Hayatın kara ve kışa kilitlendiği şu günlerde bütün yurtta olağan dışı bir soğuk yaşanıyor olması her birimizin gündemini ister istemez bu konuya odakladı.
Kar Erzurum’un alametifarikası, sembolü. Şimdilerde umulur ki, bu karın tüten fabrika bacaları, üç vardiya çalışan imalathaneler, atölyeler niyetine şehre getirisi olsun. Bu ümit; bir ham hayal değil! Yeter ki, ilgililer bu fikre inanarak; bu maksada hizmet edecek hesaplı kitaplı bir yol haritasını uygulamaya koyabilsinler.
Karın esir aldığı, soğuğun vurduğu hayat kesitleri bizi ister istemez çocukluğumuzun Erzurum’una götürdü. “Hayali cihan değen” çocukluk hatıralarına..
Kış hazırlığı; gerçek manada büyük bir seremoni arefesindeymişcesine şehirde bir koşuşturma başlatırdı.
Sonbahar aylarından iitbaren her evde hummalı bir faaliyete girişilirdi. Yuvasına kışlık erzakını taşıyan karıncalar misali bu aylarda insanları tatlı bir telaş sarar, çarşı pazar hareketlenirdi. Âile üyelerinin tamamı yaş ve donanımları ölçüsünde bu çabanın içinde yer alır, işten pay kapar, yük kaldırırdı.
Bu faaliyetin bir ayağı kış temizliği denilen o mutat büyük temizlik harekâtıydı. Ev tekmil ayaklanır, yer yerinden oynardı. El değmemiş, suya sabuna dokunmamış hiçbir şey bırakılmazdı. Eşyalar gözden geçirilir, bazen elden çıkarılır, bazen de tamir ve bakımdan sonra yerine konurdu. Bakır kap kacağın kalaylanması da çoğunlukla bu mevsime denk düşerdi.
Yakacak temini en başat meseleydi. Kok kömürü karne ile alınır, isli kömüre mecbur kalınmadıkca rağbet edilmezdi. Kar kış bastırmadan kurusundan olsun denilerek yakacak odun derdine düşülür, sobayı tutuşturmak adına da bir miktar çıra alınırdı. Odunlar ve kömürler eve at arabasıyla taşınırdı. Sonra da bu bu yakacaklar, kömürlükte muntazam bir şekilde istif edilirdi. Odun-kömür bir evin hayat sigortası demek olduğundan çok kıymetliydi. Soba, soba tahtası, soba borusu gibi ihtiyaçlar çoğunlukla Kavaflar Çarşısı’ndan temin edilirdi. Senede iki üç defa soba borularının ve bacalarının temizlenmesi gerekirdi.

▶ [Kaydedilmiş Veriler]
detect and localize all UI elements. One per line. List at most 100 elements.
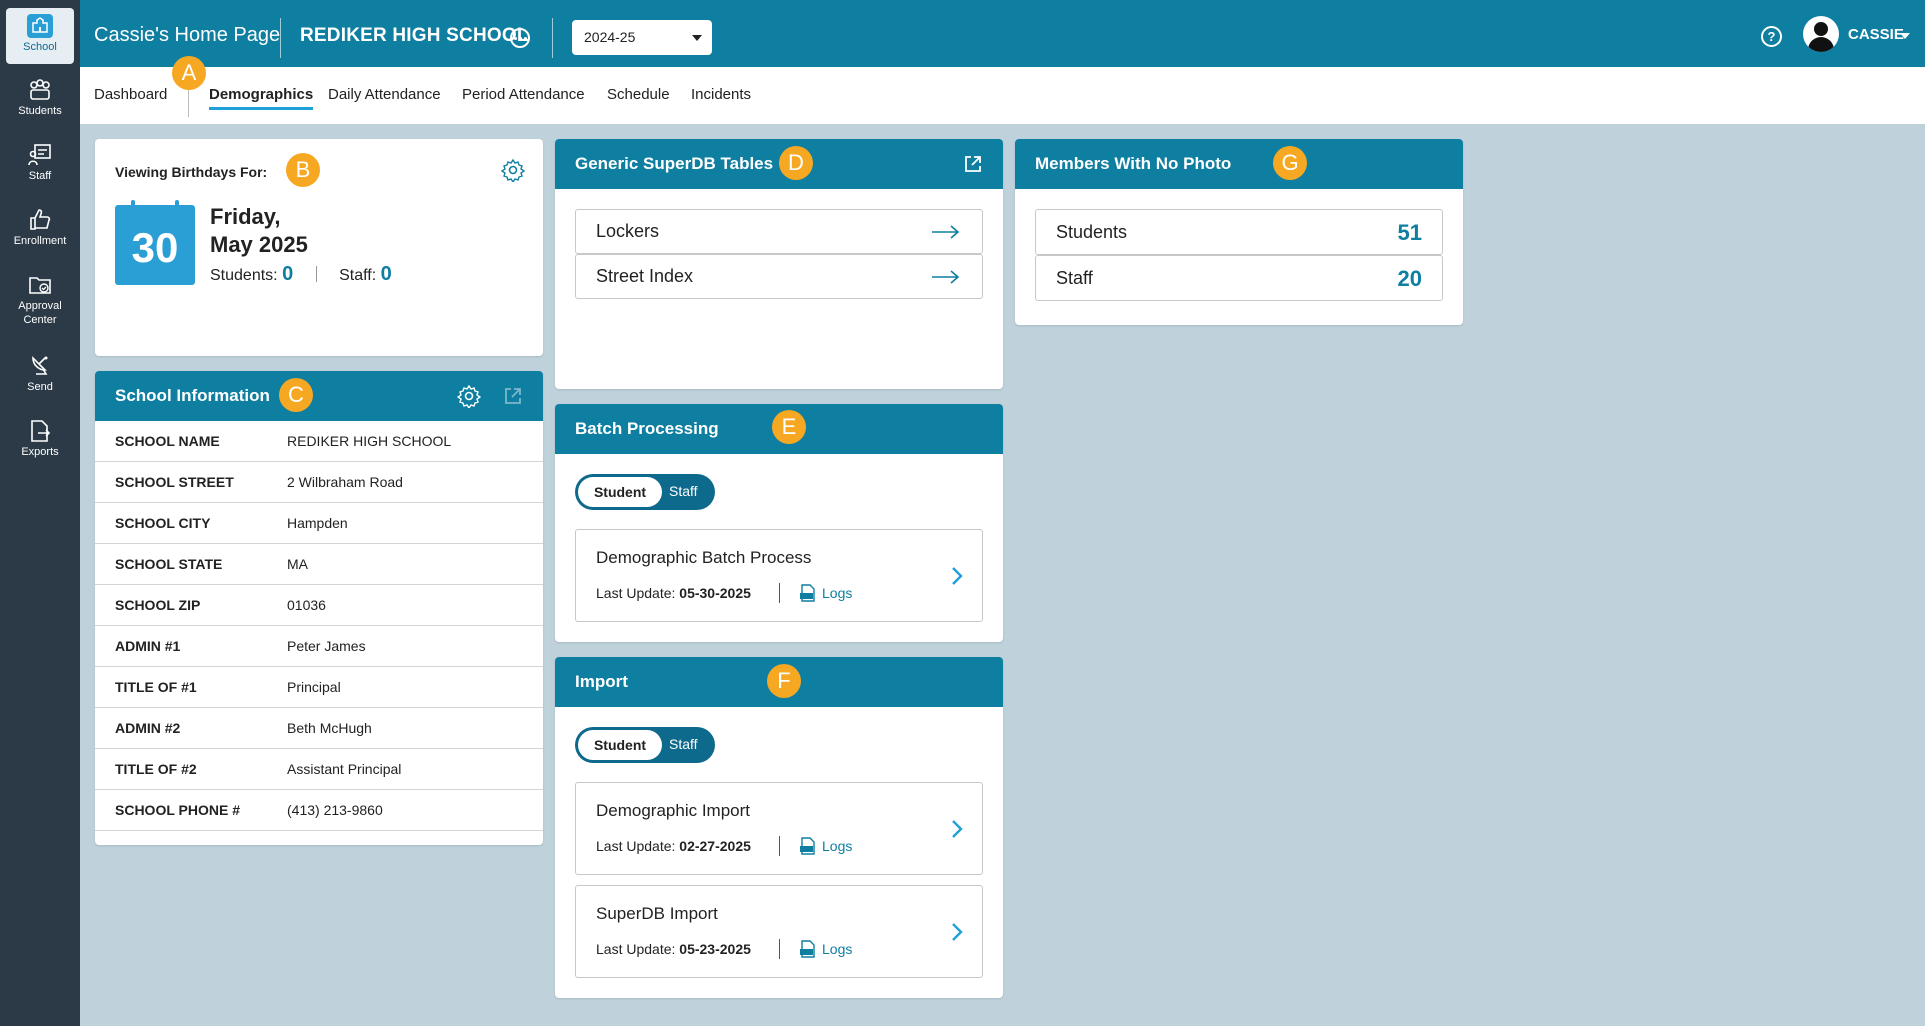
- tab-incidents[interactable]: Incidents: [691, 86, 751, 103]
- row-key: TITLE OF #1: [115, 679, 197, 695]
- table-row: SCHOOL STATE MA: [95, 544, 543, 585]
- superdb-tables-card: Generic SuperDB Tables Lockers Street In…: [555, 139, 1003, 389]
- row-value: Hampden: [287, 515, 348, 531]
- home-page-title[interactable]: Cassie's Home Page: [94, 24, 280, 47]
- members-staff-row[interactable]: Staff 20: [1035, 255, 1443, 301]
- staff-birthday-count[interactable]: 0: [381, 263, 392, 285]
- row-value: Beth McHugh: [287, 720, 372, 736]
- student-staff-toggle[interactable]: Student Staff: [575, 474, 715, 510]
- chevron-right-icon: [952, 567, 963, 585]
- card-header: School Information: [95, 371, 543, 421]
- toggle-student[interactable]: Student: [578, 730, 662, 760]
- sidebar-item-exports[interactable]: Exports: [0, 419, 80, 459]
- log-file-icon: [800, 940, 815, 958]
- sidebar-item-label-line2: Center: [23, 314, 57, 326]
- sidebar-item-label: Students: [18, 105, 62, 117]
- sidebar-item-school[interactable]: School: [6, 8, 74, 64]
- avatar[interactable]: [1803, 16, 1839, 52]
- superdb-import[interactable]: SuperDB Import Last Update: 05-23-2025 L…: [575, 885, 983, 978]
- school-year-select[interactable]: 2024-25: [572, 20, 712, 55]
- logs-link[interactable]: Logs: [822, 585, 852, 601]
- annotation-badge-g: G: [1273, 146, 1307, 180]
- student-staff-toggle[interactable]: Student Staff: [575, 727, 715, 763]
- school-name[interactable]: REDIKER HIGH SCHOOL: [300, 25, 529, 47]
- table-row: TITLE OF #1 Principal: [95, 667, 543, 708]
- students-icon: [30, 79, 50, 100]
- tab-daily-attendance[interactable]: Daily Attendance: [328, 86, 441, 103]
- tab-period-attendance[interactable]: Period Attendance: [462, 86, 585, 103]
- gear-icon[interactable]: [501, 158, 525, 182]
- tab-schedule[interactable]: Schedule: [607, 86, 670, 103]
- more-options-icon[interactable]: [510, 28, 530, 48]
- tab-demographics[interactable]: Demographics: [209, 86, 314, 110]
- calendar-day-number: 30: [131, 224, 179, 271]
- toggle-staff[interactable]: Staff: [669, 483, 698, 499]
- sidebar-item-approval-center[interactable]: Approval Center: [0, 273, 80, 327]
- table-row: ADMIN #2 Beth McHugh: [95, 708, 543, 749]
- table-row: SCHOOL ZIP 01036: [95, 585, 543, 626]
- gear-icon[interactable]: [457, 384, 481, 408]
- row-key: ADMIN #1: [115, 638, 181, 654]
- card-title: School Information: [115, 386, 270, 405]
- school-icon: [27, 14, 53, 38]
- annotation-badge-c: C: [279, 378, 313, 412]
- external-link-icon[interactable]: [503, 386, 523, 406]
- process-title: Demographic Batch Process: [596, 548, 812, 567]
- members-count[interactable]: 51: [1398, 220, 1422, 246]
- sidebar-item-students[interactable]: Students: [0, 78, 80, 118]
- export-file-icon: [31, 420, 51, 442]
- table-row: ADMIN #1 Peter James: [95, 626, 543, 667]
- top-bar: Cassie's Home Page REDIKER HIGH SCHOOL 2…: [80, 0, 1925, 67]
- log-file-icon: [800, 837, 815, 855]
- sidebar-item-label: Send: [27, 381, 53, 393]
- import-card: Import Student Staff Demographic Import …: [555, 657, 1003, 998]
- tab-dashboard[interactable]: Dashboard: [94, 86, 167, 103]
- logs-link[interactable]: Logs: [822, 838, 852, 854]
- annotation-badge-b: B: [286, 153, 320, 187]
- card-title: Batch Processing: [575, 419, 719, 438]
- chevron-right-icon: [952, 820, 963, 838]
- school-info-table: SCHOOL NAME REDIKER HIGH SCHOOL SCHOOL ST…: [95, 421, 543, 831]
- last-update-date: 05-23-2025: [679, 941, 751, 957]
- logs-link[interactable]: Logs: [822, 941, 852, 957]
- row-value: 01036: [287, 597, 326, 613]
- sidebar-item-staff[interactable]: Staff: [0, 143, 80, 183]
- students-label: Students:: [210, 267, 278, 284]
- members-count[interactable]: 20: [1398, 266, 1422, 292]
- sidebar-item-label: Enrollment: [13, 235, 67, 247]
- help-icon[interactable]: ?: [1761, 26, 1782, 47]
- birthday-weekday: Friday,: [210, 204, 281, 229]
- toggle-student[interactable]: Student: [578, 477, 662, 507]
- chevron-down-icon[interactable]: [1900, 33, 1910, 39]
- last-update-date: 05-30-2025: [679, 585, 751, 601]
- staff-icon: [28, 144, 51, 166]
- sidebar-item-label: Staff: [28, 170, 52, 182]
- last-update: Last Update: 05-30-2025: [596, 585, 751, 601]
- log-file-icon: [800, 584, 815, 602]
- birthday-counts: Students: 0 Staff: 0: [210, 263, 392, 286]
- user-name[interactable]: CASSIE: [1848, 26, 1904, 43]
- birthdays-title: Viewing Birthdays For:: [115, 164, 268, 180]
- row-key: SCHOOL STREET: [115, 474, 234, 490]
- link-street-index[interactable]: Street Index: [575, 254, 983, 299]
- row-value: MA: [287, 556, 308, 572]
- link-lockers[interactable]: Lockers: [575, 209, 983, 254]
- last-update-date: 02-27-2025: [679, 838, 751, 854]
- members-label: Students: [1056, 222, 1128, 242]
- students-birthday-count[interactable]: 0: [282, 263, 293, 285]
- demographic-batch-process[interactable]: Demographic Batch Process Last Update: 0…: [575, 529, 983, 622]
- row-key: ADMIN #2: [115, 720, 181, 736]
- demographic-import[interactable]: Demographic Import Last Update: 02-27-20…: [575, 782, 983, 875]
- toggle-staff[interactable]: Staff: [669, 736, 698, 752]
- row-value: REDIKER HIGH SCHOOL: [287, 433, 452, 449]
- last-update: Last Update: 02-27-2025: [596, 838, 751, 854]
- external-link-icon[interactable]: [963, 154, 983, 174]
- annotation-badge-f: F: [767, 664, 801, 698]
- members-students-row[interactable]: Students 51: [1035, 209, 1443, 255]
- sidebar-item-send[interactable]: Send: [0, 354, 80, 394]
- row-key: SCHOOL NAME: [115, 433, 220, 449]
- satellite-icon: [32, 356, 48, 375]
- link-label: Street Index: [596, 266, 694, 286]
- process-title: SuperDB Import: [596, 904, 718, 923]
- sidebar-item-enrollment[interactable]: Enrollment: [0, 208, 80, 248]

▶ [Verilen Görevler]
1. Erzurum'daki kış hazırlıklarını anlatan okuma metninde evler için temin edildiği belirtilen yakacak türlerini eksiksiz sıralayınız.
2. Erzurum'daki kış hazırlıklarını anlatan okuma metnini, son cümlesinden sonra aynı üslupla sürdürünüz.
Veriler, okuma metninden bağımsız, ayrı bir malzemedir.

▶ [Görevlere Göre Cevaplar]
1. Kok kömürü, isli kömür, odun, çıra

2.
“29 Ekim Cumhuriyet bayramı” daha önceden kurulmuş olan sobaların yanması için bir başlangıç teşkil ederdi.
Kış hazırlığı seferberlik tatmış, işgal yılları yaşamış, savaş, yokluk, kıtlık görmüş bir halkın hazırlığıydı. Ayrıca soğuk iklim ve çetin kış şartları belki de beslenmeyi ve yiyecek biriktirmeyi öne çıkarıyordu. Bu hazırlıklar her evin bütçesine göreydi. Ama “azdan az, çoktan çok olur” kavlince her ev bu koşuşturmadan nasibini alırdı.
Uzun kış aylarında “kapı kar baca dardı” Sokağa çıkmak bile bir hayli zahmetliydi. Sabahleyin genellikle evlerin kapısı açılmazdı. Nice zorlamadan sonra dışarı çıkabilenler, birikmiş karları küreyeyek, hane halkı için sokağa doğru dar bir tünel açarlardı. Ayrıca devamlı baca küremek mecburiyeti vardı. Kar küreği ile evin bacasına çıkılır, damda biriken karlar, olabildiğince uzak bir mesafeye atılırdı. Kışın tabiatı buydu. Evlerden sokaklara, sokaklardan başka sokaklara ulaşabilen dar tünellerin iki yanında kardan birer yüksek duvar oluşurdu. İşe, çarşıya, okula bu kar tünellerinin arasından gidilirdi.
Aşağı yukarı her âile, bütün bir kışı çıkarmayı planlayarak alışverişini yapar, her şeyi toptan alırdı. Şehrin yerli ahalisi için kilo kilo erzak almak genelde söz konusu değildi.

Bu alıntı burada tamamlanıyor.